### Exercise inputs:

--- START ---

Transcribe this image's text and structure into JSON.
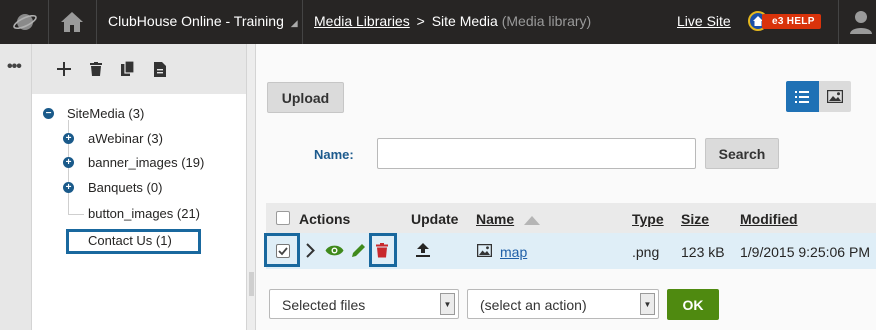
{
  "header": {
    "site_name": "ClubHouse Online - Training",
    "breadcrumb_root": "Media Libraries",
    "breadcrumb_separator": ">",
    "breadcrumb_current": "Site Media",
    "breadcrumb_type": "(Media library)",
    "live_site": "Live Site",
    "help_label": "e3 HELP"
  },
  "tree": {
    "root": "SiteMedia (3)",
    "items": [
      {
        "label": "aWebinar (3)"
      },
      {
        "label": "banner_images (19)"
      },
      {
        "label": "Banquets (0)"
      },
      {
        "label": "button_images (21)"
      },
      {
        "label": "Contact Us (1)"
      }
    ]
  },
  "toolbar": {
    "upload_label": "Upload",
    "name_label": "Name:",
    "search_label": "Search"
  },
  "grid": {
    "headers": {
      "actions": "Actions",
      "update": "Update",
      "name": "Name",
      "type": "Type",
      "size": "Size",
      "modified": "Modified"
    },
    "rows": [
      {
        "name": "map",
        "type": ".png",
        "size": "123 kB",
        "modified": "1/9/2015 9:25:06 PM",
        "checked": true
      }
    ]
  },
  "footer": {
    "scope_select": "Selected files",
    "action_select": "(select an action)",
    "ok_label": "OK"
  },
  "colors": {
    "accent": "#1f71b5",
    "ok_green": "#4f8a10",
    "delete_red": "#c8282d",
    "view_green": "#3f8a1c"
  }
}
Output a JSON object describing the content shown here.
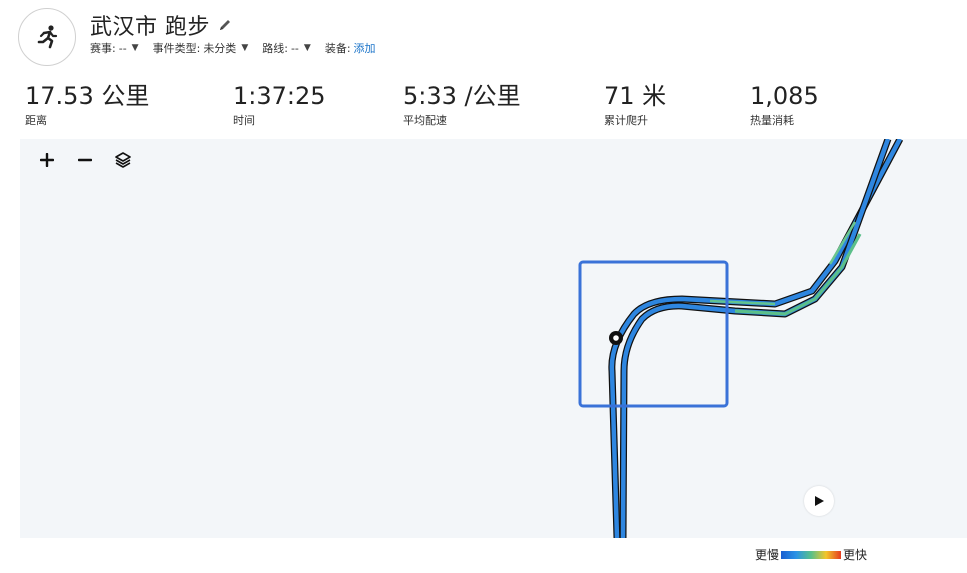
{
  "activity": {
    "title": "武汉市 跑步",
    "avatar_icon": "running-person-icon",
    "edit_icon": "pencil-icon"
  },
  "meta": {
    "race_label": "赛事:",
    "race_value": "--",
    "event_type_label": "事件类型:",
    "event_type_value": "未分类",
    "route_label": "路线:",
    "route_value": "--",
    "gear_label": "装备:",
    "gear_link": "添加"
  },
  "stats": {
    "distance_value": "17.53 公里",
    "distance_label": "距离",
    "time_value": "1:37:25",
    "time_label": "时间",
    "pace_value": "5:33 /公里",
    "pace_label": "平均配速",
    "elevation_value": "71 米",
    "elevation_label": "累计爬升",
    "calories_value": "1,085",
    "calories_label": "热量消耗"
  },
  "map": {
    "zoom_in_icon": "plus-icon",
    "zoom_out_icon": "minus-icon",
    "layers_icon": "layers-icon",
    "play_icon": "play-icon",
    "route_color": "#2e86e0",
    "selection_color": "#3a72d8"
  },
  "legend": {
    "slower": "更慢",
    "faster": "更快",
    "colors": [
      "#1a5fd1",
      "#2b93e6",
      "#57c08a",
      "#f2c62b",
      "#e53b1f"
    ]
  }
}
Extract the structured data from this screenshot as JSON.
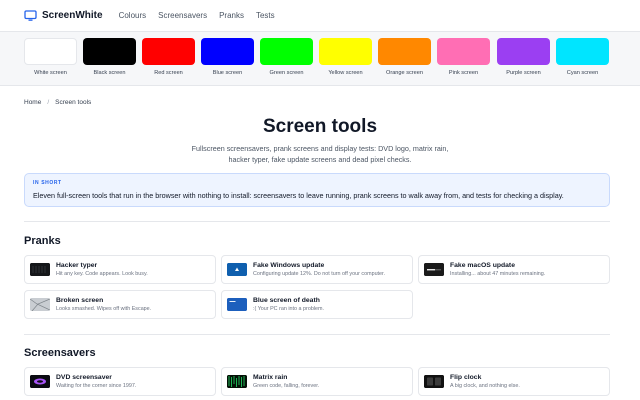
{
  "app": {
    "name": "ScreenWhite"
  },
  "nav": [
    "Colours",
    "Screensavers",
    "Pranks",
    "Tests"
  ],
  "swatches": [
    {
      "label": "White screen",
      "color": "#ffffff"
    },
    {
      "label": "Black screen",
      "color": "#000000"
    },
    {
      "label": "Red screen",
      "color": "#ff0000"
    },
    {
      "label": "Blue screen",
      "color": "#0000ff"
    },
    {
      "label": "Green screen",
      "color": "#00ff00"
    },
    {
      "label": "Yellow screen",
      "color": "#ffff00"
    },
    {
      "label": "Orange screen",
      "color": "#ff8800"
    },
    {
      "label": "Pink screen",
      "color": "#ff6eb4"
    },
    {
      "label": "Purple screen",
      "color": "#9b3ff2"
    },
    {
      "label": "Cyan screen",
      "color": "#00e5ff"
    }
  ],
  "breadcrumb": [
    "Home",
    "Screen tools"
  ],
  "page": {
    "title": "Screen tools",
    "subtitle": "Fullscreen screensavers, prank screens and display tests: DVD logo, matrix rain, hacker typer, fake update screens and dead pixel checks."
  },
  "info": {
    "label": "IN SHORT",
    "text": "Eleven full-screen tools that run in the browser with nothing to install: screensavers to leave running, prank screens to walk away from, and tests for checking a display."
  },
  "sections": {
    "pranks": {
      "title": "Pranks",
      "cards": [
        {
          "title": "Hacker typer",
          "desc": "Hit any key. Code appears. Look busy."
        },
        {
          "title": "Fake Windows update",
          "desc": "Configuring update 12%. Do not turn off your computer."
        },
        {
          "title": "Fake macOS update",
          "desc": "Installing... about 47 minutes remaining."
        },
        {
          "title": "Broken screen",
          "desc": "Looks smashed. Wipes off with Escape."
        },
        {
          "title": "Blue screen of death",
          "desc": ":( Your PC ran into a problem."
        }
      ]
    },
    "screensavers": {
      "title": "Screensavers",
      "cards": [
        {
          "title": "DVD screensaver",
          "desc": "Waiting for the corner since 1997."
        },
        {
          "title": "Matrix rain",
          "desc": "Green code, falling, forever."
        },
        {
          "title": "Flip clock",
          "desc": "A big clock, and nothing else."
        }
      ]
    }
  },
  "colors": {
    "accent": "#2563eb",
    "info_bg": "#eef4ff"
  },
  "icons": {
    "logo": "monitor-icon",
    "thumbs": [
      "hacker-terminal-icon",
      "windows-update-icon",
      "macos-update-icon",
      "broken-screen-icon",
      "bsod-icon",
      "dvd-logo-icon",
      "matrix-rain-icon",
      "flip-clock-icon"
    ]
  }
}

--- END ---

### Work to be completed:
Which lines above hold the word "with"? Copy each of them.

### Response to this exercise:
    "text": "Eleven full-screen tools that run in the browser with nothing to install: screensavers to leave running, prank screens to walk away from, and tests for checking a display."
          "desc": "Looks smashed. Wipes off with Escape."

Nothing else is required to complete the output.